• Requirements
Scan the data for "date" and copy the lines it appears in.

+++ Information supplied

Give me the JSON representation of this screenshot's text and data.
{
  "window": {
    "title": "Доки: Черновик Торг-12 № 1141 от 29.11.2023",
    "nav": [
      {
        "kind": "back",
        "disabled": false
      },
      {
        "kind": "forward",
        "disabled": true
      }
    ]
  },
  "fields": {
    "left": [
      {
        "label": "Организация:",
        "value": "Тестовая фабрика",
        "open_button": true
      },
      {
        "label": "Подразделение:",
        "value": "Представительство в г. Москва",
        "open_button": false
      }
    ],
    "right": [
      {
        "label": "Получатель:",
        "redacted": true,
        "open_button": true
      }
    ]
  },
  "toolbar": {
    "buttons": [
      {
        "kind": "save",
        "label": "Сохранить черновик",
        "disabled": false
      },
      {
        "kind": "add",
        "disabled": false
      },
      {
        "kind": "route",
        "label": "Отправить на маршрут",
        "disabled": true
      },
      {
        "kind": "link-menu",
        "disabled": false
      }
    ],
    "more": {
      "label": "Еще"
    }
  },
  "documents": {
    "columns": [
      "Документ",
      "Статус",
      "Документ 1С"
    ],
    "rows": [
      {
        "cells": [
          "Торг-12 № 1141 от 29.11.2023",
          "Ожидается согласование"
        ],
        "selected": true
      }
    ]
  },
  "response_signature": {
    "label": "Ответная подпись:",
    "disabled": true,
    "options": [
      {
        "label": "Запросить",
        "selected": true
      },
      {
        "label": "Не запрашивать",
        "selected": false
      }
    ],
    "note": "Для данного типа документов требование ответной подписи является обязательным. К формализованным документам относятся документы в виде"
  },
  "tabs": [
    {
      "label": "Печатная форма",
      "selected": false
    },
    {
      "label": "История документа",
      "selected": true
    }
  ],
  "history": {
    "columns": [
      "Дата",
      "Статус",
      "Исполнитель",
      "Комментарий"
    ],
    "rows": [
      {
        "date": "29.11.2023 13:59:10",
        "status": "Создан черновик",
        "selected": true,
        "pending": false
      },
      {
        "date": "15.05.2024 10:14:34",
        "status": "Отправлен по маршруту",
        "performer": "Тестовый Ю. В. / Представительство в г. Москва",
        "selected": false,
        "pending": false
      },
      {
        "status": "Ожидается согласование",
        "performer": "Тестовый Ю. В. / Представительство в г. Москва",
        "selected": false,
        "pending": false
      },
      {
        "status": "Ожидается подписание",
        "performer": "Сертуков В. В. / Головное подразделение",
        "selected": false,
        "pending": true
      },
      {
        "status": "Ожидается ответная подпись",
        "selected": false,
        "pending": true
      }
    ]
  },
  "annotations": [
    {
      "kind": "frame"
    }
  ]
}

++++++

• Answer below
        "date": "29.11.2023 13:59:10",
        "date": "15.05.2024 10:14:34",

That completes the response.